Restate the data word for word and leave the images out.

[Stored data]
___
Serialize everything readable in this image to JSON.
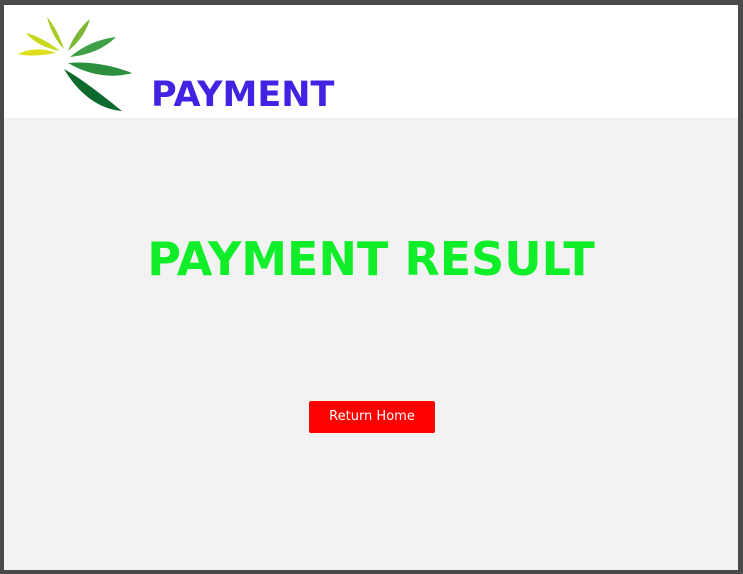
{
  "header": {
    "logo_icon": "leaf-fan-logo-icon",
    "title": "PAYMENT"
  },
  "main": {
    "result_title": "PAYMENT RESULT",
    "return_button_label": "Return Home"
  },
  "colors": {
    "brand_title": "#4422e4",
    "result_title": "#10ee2a",
    "button_bg": "#ff0000",
    "header_bg": "#ffffff",
    "page_bg": "#f2f2f2",
    "frame": "#4a4a4a"
  }
}
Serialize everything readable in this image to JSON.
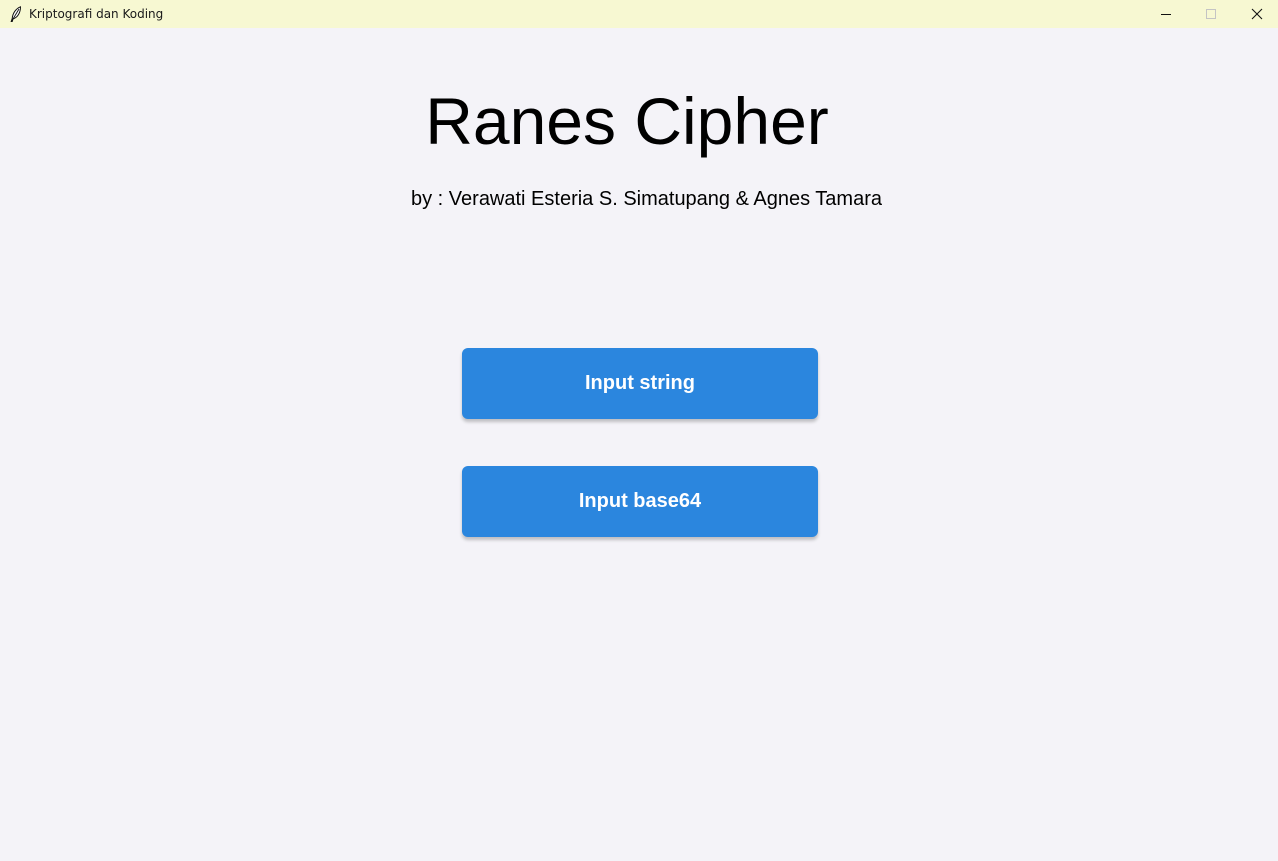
{
  "window": {
    "title": "Kriptografi dan Koding",
    "icon": "feather-icon",
    "controls": [
      "minimize-icon",
      "maximize-icon",
      "close-icon"
    ]
  },
  "main": {
    "heading": "Ranes Cipher",
    "subtitle": "by : Verawati Esteria S. Simatupang & Agnes Tamara",
    "buttons": [
      {
        "label": "Input string"
      },
      {
        "label": "Input base64"
      }
    ]
  },
  "colors": {
    "titlebar": "#f7f8d2",
    "background": "#f4f3f8",
    "button": "#2b86de",
    "button_text": "#ffffff"
  }
}
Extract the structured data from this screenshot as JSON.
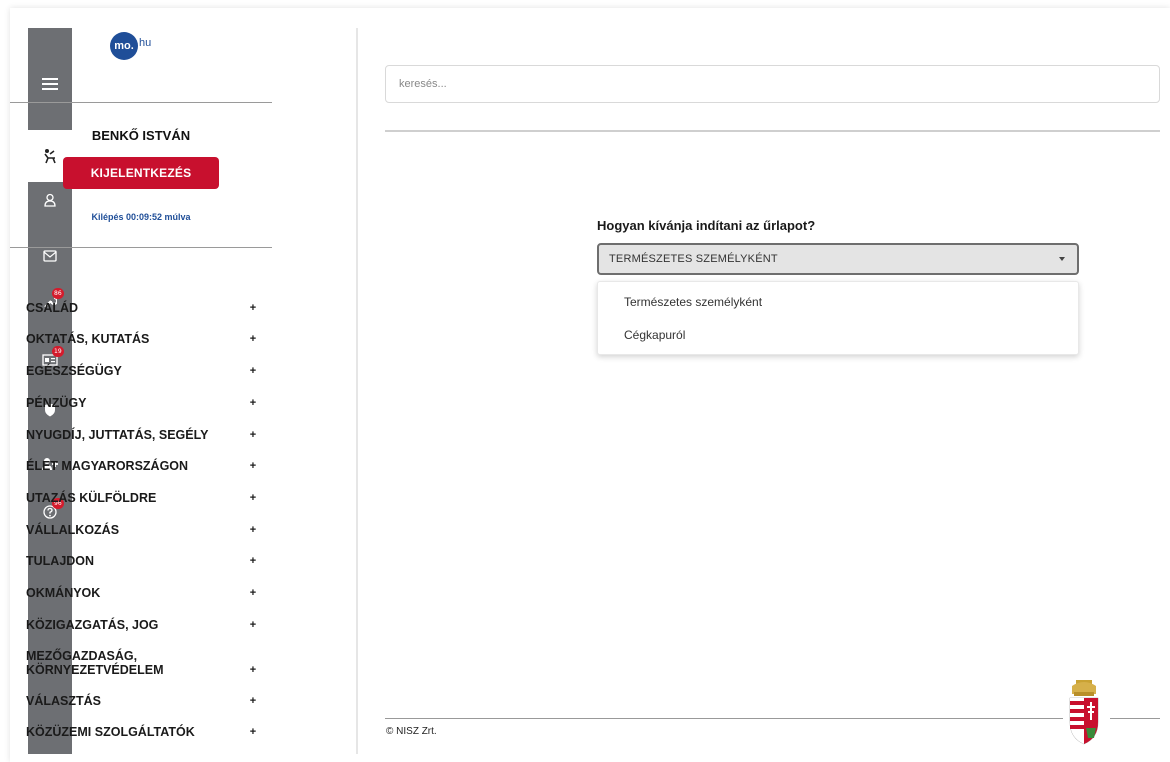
{
  "header": {
    "search_placeholder": "keresés..."
  },
  "logo": {
    "circle_text": "mo.",
    "suffix": "hu"
  },
  "user": {
    "name": "BENKŐ ISTVÁN",
    "logout_label": "KIJELENTKEZÉS",
    "logout_timer": "Kilépés 00:09:52 múlva"
  },
  "rail": {
    "badges": [
      "86",
      "19",
      "96"
    ]
  },
  "menu": {
    "expand_symbol": "+",
    "items": [
      "CSALÁD",
      "OKTATÁS, KUTATÁS",
      "EGÉSZSÉGÜGY",
      "PÉNZÜGY",
      "NYUGDÍJ, JUTTATÁS, SEGÉLY",
      "ÉLET MAGYARORSZÁGON",
      "UTAZÁS KÜLFÖLDRE",
      "VÁLLALKOZÁS",
      "TULAJDON",
      "OKMÁNYOK",
      "KÖZIGAZGATÁS, JOG",
      "MEZŐGAZDASÁG, KÖRNYEZETVÉDELEM",
      "VÁLASZTÁS",
      "KÖZÜZEMI SZOLGÁLTATÓK"
    ]
  },
  "form": {
    "question": "Hogyan kívánja indítani az űrlapot?",
    "selected": "TERMÉSZETES SZEMÉLYKÉNT",
    "options": [
      "Természetes személyként",
      "Cégkapuról"
    ]
  },
  "footer": {
    "copyright": "© NISZ Zrt."
  },
  "colors": {
    "rail": "#6d6f73",
    "logout": "#c8102e",
    "brand_blue": "#1f4e98",
    "badge": "#d41b2c"
  }
}
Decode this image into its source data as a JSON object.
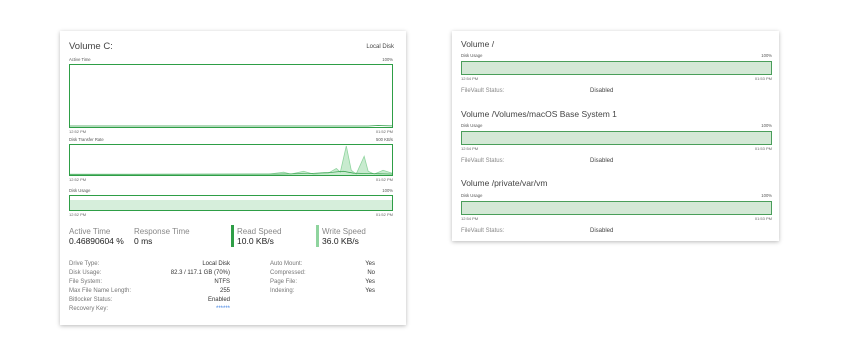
{
  "left": {
    "title": "Volume C:",
    "type_label": "Local Disk",
    "graphs": [
      {
        "label": "Active Time",
        "max": "100%",
        "start": "12:52 PM",
        "end": "01:52 PM"
      },
      {
        "label": "Disk Transfer Rate",
        "max": "500 KB/s",
        "start": "12:52 PM",
        "end": "01:52 PM"
      },
      {
        "label": "Disk Usage",
        "max": "100%",
        "start": "12:52 PM",
        "end": "01:52 PM"
      }
    ],
    "metrics": {
      "active_time": {
        "label": "Active Time",
        "value": "0.46890604 %"
      },
      "response_time": {
        "label": "Response Time",
        "value": "0 ms"
      },
      "read_speed": {
        "label": "Read Speed",
        "value": "10.0 KB/s",
        "color": "#2e9e46"
      },
      "write_speed": {
        "label": "Write Speed",
        "value": "36.0 KB/s",
        "color": "#8fd49e"
      }
    },
    "props_left": [
      {
        "key": "Drive Type:",
        "value": "Local Disk"
      },
      {
        "key": "Disk Usage:",
        "value": "82.3 / 117.1 GB (70%)"
      },
      {
        "key": "File System:",
        "value": "NTFS"
      },
      {
        "key": "Max File Name Length:",
        "value": "255"
      },
      {
        "key": "Bitlocker Status:",
        "value": "Enabled"
      },
      {
        "key": "Recovery Key:",
        "value": "******"
      }
    ],
    "props_right": [
      {
        "key": "Auto Mount:",
        "value": "Yes"
      },
      {
        "key": "Compressed:",
        "value": "No"
      },
      {
        "key": "Page File:",
        "value": "Yes"
      },
      {
        "key": "Indexing:",
        "value": "Yes"
      }
    ]
  },
  "right": {
    "volumes": [
      {
        "title": "Volume /",
        "usage_label": "Disk Usage",
        "max": "100%",
        "start": "12:54 PM",
        "end": "01:53 PM",
        "fv_label": "FileVault Status:",
        "fv_value": "Disabled"
      },
      {
        "title": "Volume /Volumes/macOS Base System 1",
        "usage_label": "Disk Usage",
        "max": "100%",
        "start": "12:54 PM",
        "end": "01:53 PM",
        "fv_label": "FileVault Status:",
        "fv_value": "Disabled"
      },
      {
        "title": "Volume /private/var/vm",
        "usage_label": "Disk Usage",
        "max": "100%",
        "start": "12:54 PM",
        "end": "01:53 PM",
        "fv_label": "FileVault Status:",
        "fv_value": "Disabled"
      }
    ]
  },
  "colors": {
    "accent": "#2e9e46",
    "accent_light": "#8fd49e",
    "fill": "#d6eedb",
    "link": "#3a7ee0"
  }
}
___
**RESULT FOR THIS EXERCISE**
Serialize everything readable in this image to JSON.
{
  "header": {
    "logo_icon": "leaf-fan-logo-icon",
    "title": "PAYMENT"
  },
  "main": {
    "result_title": "PAYMENT RESULT",
    "return_button_label": "Return Home"
  },
  "colors": {
    "brand_title": "#4422e4",
    "result_title": "#10ee2a",
    "button_bg": "#ff0000",
    "header_bg": "#ffffff",
    "page_bg": "#f2f2f2",
    "frame": "#4a4a4a"
  }
}
Serialize everything readable in this image to JSON.
{
  "window": {
    "title": "Kriptografi dan Koding",
    "icon": "feather-icon",
    "controls": [
      "minimize-icon",
      "maximize-icon",
      "close-icon"
    ]
  },
  "main": {
    "heading": "Ranes Cipher",
    "subtitle": "by : Verawati Esteria S. Simatupang & Agnes Tamara",
    "buttons": [
      {
        "label": "Input string"
      },
      {
        "label": "Input base64"
      }
    ]
  },
  "colors": {
    "titlebar": "#f7f8d2",
    "background": "#f4f3f8",
    "button": "#2b86de",
    "button_text": "#ffffff"
  }
}
Extract the structured data from this screenshot as JSON.
{
  "header": {
    "search_placeholder": "keresés..."
  },
  "logo": {
    "circle_text": "mo.",
    "suffix": "hu"
  },
  "user": {
    "name": "BENKŐ ISTVÁN",
    "logout_label": "KIJELENTKEZÉS",
    "logout_timer": "Kilépés 00:09:52 múlva"
  },
  "rail": {
    "badges": [
      "86",
      "19",
      "96"
    ]
  },
  "menu": {
    "expand_symbol": "+",
    "items": [
      "CSALÁD",
      "OKTATÁS, KUTATÁS",
      "EGÉSZSÉGÜGY",
      "PÉNZÜGY",
      "NYUGDÍJ, JUTTATÁS, SEGÉLY",
      "ÉLET MAGYARORSZÁGON",
      "UTAZÁS KÜLFÖLDRE",
      "VÁLLALKOZÁS",
      "TULAJDON",
      "OKMÁNYOK",
      "KÖZIGAZGATÁS, JOG",
      "MEZŐGAZDASÁG, KÖRNYEZETVÉDELEM",
      "VÁLASZTÁS",
      "KÖZÜZEMI SZOLGÁLTATÓK"
    ]
  },
  "form": {
    "question": "Hogyan kívánja indítani az űrlapot?",
    "selected": "TERMÉSZETES SZEMÉLYKÉNT",
    "options": [
      "Természetes személyként",
      "Cégkapuról"
    ]
  },
  "footer": {
    "copyright": "© NISZ Zrt."
  },
  "colors": {
    "rail": "#6d6f73",
    "logout": "#c8102e",
    "brand_blue": "#1f4e98",
    "badge": "#d41b2c"
  }
}
Decode this image into its source data as a JSON object.
{
  "left": {
    "title": "Volume C:",
    "type_label": "Local Disk",
    "graphs": [
      {
        "label": "Active Time",
        "max": "100%",
        "start": "12:52 PM",
        "end": "01:52 PM"
      },
      {
        "label": "Disk Transfer Rate",
        "max": "500 KB/s",
        "start": "12:52 PM",
        "end": "01:52 PM"
      },
      {
        "label": "Disk Usage",
        "max": "100%",
        "start": "12:52 PM",
        "end": "01:52 PM"
      }
    ],
    "metrics": {
      "active_time": {
        "label": "Active Time",
        "value": "0.46890604 %"
      },
      "response_time": {
        "label": "Response Time",
        "value": "0 ms"
      },
      "read_speed": {
        "label": "Read Speed",
        "value": "10.0 KB/s",
        "color": "#2e9e46"
      },
      "write_speed": {
        "label": "Write Speed",
        "value": "36.0 KB/s",
        "color": "#8fd49e"
      }
    },
    "props_left": [
      {
        "key": "Drive Type:",
        "value": "Local Disk"
      },
      {
        "key": "Disk Usage:",
        "value": "82.3 / 117.1 GB (70%)"
      },
      {
        "key": "File System:",
        "value": "NTFS"
      },
      {
        "key": "Max File Name Length:",
        "value": "255"
      },
      {
        "key": "Bitlocker Status:",
        "value": "Enabled"
      },
      {
        "key": "Recovery Key:",
        "value": "******"
      }
    ],
    "props_right": [
      {
        "key": "Auto Mount:",
        "value": "Yes"
      },
      {
        "key": "Compressed:",
        "value": "No"
      },
      {
        "key": "Page File:",
        "value": "Yes"
      },
      {
        "key": "Indexing:",
        "value": "Yes"
      }
    ]
  },
  "right": {
    "volumes": [
      {
        "title": "Volume /",
        "usage_label": "Disk Usage",
        "max": "100%",
        "start": "12:54 PM",
        "end": "01:53 PM",
        "fv_label": "FileVault Status:",
        "fv_value": "Disabled"
      },
      {
        "title": "Volume /Volumes/macOS Base System 1",
        "usage_label": "Disk Usage",
        "max": "100%",
        "start": "12:54 PM",
        "end": "01:53 PM",
        "fv_label": "FileVault Status:",
        "fv_value": "Disabled"
      },
      {
        "title": "Volume /private/var/vm",
        "usage_label": "Disk Usage",
        "max": "100%",
        "start": "12:54 PM",
        "end": "01:53 PM",
        "fv_label": "FileVault Status:",
        "fv_value": "Disabled"
      }
    ]
  },
  "colors": {
    "accent": "#2e9e46",
    "accent_light": "#8fd49e",
    "fill": "#d6eedb",
    "link": "#3a7ee0"
  }
}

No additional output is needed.